# start of PROVIDED RECORDS

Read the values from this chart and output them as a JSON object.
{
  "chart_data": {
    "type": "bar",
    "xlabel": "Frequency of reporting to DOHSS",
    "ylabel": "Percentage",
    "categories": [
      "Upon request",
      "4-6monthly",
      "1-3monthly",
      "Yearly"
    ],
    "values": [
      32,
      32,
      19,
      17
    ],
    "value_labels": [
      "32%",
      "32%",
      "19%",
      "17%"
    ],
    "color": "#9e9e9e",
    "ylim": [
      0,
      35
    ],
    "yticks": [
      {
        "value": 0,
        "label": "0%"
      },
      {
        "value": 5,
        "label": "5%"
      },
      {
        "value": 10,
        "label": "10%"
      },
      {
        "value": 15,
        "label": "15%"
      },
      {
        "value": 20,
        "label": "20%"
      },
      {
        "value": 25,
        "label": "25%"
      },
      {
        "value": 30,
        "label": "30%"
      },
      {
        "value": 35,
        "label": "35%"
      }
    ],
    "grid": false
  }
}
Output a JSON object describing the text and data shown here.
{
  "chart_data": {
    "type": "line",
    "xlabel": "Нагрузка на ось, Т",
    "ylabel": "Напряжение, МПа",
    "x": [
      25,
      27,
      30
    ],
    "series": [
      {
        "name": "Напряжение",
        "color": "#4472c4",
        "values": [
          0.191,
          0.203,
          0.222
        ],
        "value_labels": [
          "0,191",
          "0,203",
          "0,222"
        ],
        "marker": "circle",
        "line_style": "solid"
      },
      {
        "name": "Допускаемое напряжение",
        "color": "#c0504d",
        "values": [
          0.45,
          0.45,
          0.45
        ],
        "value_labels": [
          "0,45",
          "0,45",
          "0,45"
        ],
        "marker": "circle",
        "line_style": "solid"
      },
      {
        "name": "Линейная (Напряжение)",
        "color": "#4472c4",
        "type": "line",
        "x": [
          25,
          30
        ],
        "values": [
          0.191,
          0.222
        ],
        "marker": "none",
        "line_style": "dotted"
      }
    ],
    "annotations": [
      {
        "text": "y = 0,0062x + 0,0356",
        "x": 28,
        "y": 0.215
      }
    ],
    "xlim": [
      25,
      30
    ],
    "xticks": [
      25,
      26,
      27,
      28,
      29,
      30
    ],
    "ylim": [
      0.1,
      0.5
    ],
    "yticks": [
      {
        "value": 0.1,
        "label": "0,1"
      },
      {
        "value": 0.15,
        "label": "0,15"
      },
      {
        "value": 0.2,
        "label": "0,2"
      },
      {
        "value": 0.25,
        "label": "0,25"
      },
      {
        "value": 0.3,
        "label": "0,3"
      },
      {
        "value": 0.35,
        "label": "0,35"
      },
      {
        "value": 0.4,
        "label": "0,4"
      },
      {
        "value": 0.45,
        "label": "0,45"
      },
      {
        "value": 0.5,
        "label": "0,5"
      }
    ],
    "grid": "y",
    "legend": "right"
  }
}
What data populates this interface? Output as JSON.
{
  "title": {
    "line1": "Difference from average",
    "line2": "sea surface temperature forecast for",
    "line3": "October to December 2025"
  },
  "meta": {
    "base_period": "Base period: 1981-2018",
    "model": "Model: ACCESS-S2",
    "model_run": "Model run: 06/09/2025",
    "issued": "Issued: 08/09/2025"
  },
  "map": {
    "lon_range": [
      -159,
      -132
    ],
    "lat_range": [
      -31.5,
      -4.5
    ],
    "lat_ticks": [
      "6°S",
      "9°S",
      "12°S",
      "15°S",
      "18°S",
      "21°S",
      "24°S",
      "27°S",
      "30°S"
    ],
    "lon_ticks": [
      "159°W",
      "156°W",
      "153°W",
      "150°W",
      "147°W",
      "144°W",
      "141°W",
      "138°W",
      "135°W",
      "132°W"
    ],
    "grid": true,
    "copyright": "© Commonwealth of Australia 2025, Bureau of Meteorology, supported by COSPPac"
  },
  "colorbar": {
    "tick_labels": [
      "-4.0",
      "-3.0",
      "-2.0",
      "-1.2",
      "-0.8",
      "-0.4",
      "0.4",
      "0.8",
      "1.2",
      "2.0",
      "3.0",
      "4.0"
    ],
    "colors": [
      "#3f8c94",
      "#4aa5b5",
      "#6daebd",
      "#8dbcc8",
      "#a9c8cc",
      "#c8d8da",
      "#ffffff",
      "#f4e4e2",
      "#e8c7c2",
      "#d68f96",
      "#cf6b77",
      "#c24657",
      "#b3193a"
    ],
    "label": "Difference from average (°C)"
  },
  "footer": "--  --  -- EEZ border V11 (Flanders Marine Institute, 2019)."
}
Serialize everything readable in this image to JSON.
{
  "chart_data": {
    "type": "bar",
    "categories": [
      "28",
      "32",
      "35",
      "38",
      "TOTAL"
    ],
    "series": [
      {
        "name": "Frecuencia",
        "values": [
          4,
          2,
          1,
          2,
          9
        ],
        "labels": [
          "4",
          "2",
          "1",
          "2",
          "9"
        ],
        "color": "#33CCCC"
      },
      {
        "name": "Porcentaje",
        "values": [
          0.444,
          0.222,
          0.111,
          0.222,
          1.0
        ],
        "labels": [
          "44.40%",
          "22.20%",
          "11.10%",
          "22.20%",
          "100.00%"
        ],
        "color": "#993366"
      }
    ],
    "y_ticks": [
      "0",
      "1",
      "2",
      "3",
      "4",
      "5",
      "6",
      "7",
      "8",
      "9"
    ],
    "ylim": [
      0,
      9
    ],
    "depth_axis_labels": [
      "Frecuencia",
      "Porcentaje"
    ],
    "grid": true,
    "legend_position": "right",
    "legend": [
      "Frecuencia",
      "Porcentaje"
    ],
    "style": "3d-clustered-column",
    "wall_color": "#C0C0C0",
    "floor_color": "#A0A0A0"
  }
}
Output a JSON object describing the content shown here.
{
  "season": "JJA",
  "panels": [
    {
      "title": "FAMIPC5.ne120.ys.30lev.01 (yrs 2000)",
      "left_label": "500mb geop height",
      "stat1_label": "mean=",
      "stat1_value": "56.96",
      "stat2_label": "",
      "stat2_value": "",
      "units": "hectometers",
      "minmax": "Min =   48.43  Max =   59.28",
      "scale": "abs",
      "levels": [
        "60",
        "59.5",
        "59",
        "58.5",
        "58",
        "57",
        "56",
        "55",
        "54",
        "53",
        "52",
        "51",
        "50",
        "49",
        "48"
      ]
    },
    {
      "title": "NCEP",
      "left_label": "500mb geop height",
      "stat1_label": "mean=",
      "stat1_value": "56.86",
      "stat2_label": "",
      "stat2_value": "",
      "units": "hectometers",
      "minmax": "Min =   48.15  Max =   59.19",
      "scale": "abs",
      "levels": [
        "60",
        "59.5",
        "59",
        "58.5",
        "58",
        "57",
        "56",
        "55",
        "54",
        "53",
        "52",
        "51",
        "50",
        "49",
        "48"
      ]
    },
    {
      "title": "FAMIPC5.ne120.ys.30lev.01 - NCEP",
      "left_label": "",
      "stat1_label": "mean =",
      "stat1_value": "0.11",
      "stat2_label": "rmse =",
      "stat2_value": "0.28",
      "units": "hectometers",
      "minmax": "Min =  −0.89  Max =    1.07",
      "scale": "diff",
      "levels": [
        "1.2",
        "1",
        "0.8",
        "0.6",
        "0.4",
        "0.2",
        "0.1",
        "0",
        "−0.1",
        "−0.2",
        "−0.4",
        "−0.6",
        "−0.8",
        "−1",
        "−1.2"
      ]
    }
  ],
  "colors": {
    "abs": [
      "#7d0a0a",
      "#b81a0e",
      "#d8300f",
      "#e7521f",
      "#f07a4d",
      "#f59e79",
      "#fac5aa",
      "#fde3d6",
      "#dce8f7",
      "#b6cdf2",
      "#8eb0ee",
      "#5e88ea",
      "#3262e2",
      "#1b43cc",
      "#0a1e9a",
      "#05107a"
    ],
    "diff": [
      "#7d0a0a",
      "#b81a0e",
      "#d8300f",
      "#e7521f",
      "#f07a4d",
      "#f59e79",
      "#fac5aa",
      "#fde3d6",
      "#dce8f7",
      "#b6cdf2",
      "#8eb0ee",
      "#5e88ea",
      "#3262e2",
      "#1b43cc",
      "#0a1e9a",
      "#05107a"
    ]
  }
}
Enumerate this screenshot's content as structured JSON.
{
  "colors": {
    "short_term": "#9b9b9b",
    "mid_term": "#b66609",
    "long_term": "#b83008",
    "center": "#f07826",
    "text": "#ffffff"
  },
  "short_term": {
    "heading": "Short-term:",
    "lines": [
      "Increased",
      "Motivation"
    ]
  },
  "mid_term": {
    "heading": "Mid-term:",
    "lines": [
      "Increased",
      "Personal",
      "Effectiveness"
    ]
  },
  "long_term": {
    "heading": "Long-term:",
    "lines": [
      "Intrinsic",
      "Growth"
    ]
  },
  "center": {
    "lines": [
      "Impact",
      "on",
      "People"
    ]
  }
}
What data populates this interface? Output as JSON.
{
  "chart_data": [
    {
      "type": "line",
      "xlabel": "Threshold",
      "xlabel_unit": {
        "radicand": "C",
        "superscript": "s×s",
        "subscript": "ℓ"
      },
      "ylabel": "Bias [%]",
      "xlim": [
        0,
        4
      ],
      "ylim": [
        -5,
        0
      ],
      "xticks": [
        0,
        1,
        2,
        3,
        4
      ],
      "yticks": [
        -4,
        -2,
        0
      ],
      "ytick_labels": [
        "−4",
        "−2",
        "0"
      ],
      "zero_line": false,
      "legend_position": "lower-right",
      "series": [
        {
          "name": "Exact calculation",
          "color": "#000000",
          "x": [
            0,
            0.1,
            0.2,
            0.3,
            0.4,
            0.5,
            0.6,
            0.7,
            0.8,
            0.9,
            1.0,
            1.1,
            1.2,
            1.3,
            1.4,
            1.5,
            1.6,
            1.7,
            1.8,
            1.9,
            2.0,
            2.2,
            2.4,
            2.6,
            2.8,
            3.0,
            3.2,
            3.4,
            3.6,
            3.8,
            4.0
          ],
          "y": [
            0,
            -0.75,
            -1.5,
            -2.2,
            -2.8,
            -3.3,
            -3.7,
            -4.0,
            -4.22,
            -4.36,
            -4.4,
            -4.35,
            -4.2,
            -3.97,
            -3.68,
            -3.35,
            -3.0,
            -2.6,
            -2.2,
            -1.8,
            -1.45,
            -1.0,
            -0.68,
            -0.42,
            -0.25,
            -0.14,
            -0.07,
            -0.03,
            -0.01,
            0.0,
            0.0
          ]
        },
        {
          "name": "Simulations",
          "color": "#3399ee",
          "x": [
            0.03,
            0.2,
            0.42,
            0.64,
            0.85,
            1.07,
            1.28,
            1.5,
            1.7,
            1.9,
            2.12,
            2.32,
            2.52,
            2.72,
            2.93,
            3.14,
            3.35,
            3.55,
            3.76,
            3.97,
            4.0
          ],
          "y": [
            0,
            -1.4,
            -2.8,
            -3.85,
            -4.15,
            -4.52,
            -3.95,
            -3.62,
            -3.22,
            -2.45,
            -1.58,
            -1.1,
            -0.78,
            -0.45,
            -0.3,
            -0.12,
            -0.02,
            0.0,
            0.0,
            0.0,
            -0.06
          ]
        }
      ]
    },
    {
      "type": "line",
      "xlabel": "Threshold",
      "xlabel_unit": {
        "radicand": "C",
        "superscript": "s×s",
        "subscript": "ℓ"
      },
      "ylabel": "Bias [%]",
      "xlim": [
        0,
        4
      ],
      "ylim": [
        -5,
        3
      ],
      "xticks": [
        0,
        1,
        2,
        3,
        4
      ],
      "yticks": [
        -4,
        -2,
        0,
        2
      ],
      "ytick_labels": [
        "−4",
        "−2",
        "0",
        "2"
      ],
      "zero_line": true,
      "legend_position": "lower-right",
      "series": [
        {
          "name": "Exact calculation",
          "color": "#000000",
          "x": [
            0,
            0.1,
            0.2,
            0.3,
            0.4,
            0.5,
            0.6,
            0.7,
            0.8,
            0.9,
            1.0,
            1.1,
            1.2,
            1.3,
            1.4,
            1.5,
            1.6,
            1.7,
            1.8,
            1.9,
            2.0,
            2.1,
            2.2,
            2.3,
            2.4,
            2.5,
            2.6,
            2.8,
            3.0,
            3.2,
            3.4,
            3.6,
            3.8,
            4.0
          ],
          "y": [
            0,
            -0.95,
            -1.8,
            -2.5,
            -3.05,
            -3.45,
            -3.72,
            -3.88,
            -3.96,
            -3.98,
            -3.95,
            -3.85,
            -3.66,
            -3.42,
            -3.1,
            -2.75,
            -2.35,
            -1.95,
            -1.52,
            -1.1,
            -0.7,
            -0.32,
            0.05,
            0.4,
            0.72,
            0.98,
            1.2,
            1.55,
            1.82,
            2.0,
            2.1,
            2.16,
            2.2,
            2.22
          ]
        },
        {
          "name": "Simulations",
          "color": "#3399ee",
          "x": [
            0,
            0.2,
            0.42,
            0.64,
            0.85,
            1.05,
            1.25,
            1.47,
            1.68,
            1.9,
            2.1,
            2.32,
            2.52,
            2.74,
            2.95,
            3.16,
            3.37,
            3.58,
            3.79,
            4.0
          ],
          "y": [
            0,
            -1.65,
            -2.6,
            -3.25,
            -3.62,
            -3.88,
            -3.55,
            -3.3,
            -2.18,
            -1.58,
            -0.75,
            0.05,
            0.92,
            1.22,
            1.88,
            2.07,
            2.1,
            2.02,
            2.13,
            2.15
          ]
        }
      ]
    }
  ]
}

# end of PROVIDED RECORDS

*TASK BRIEF:* Pull every line containing the word "NCEP" out of the material and copy it.

*FULL ANSWER:*
      "title": "NCEP",
      "title": "FAMIPC5.ne120.ys.30lev.01 - NCEP",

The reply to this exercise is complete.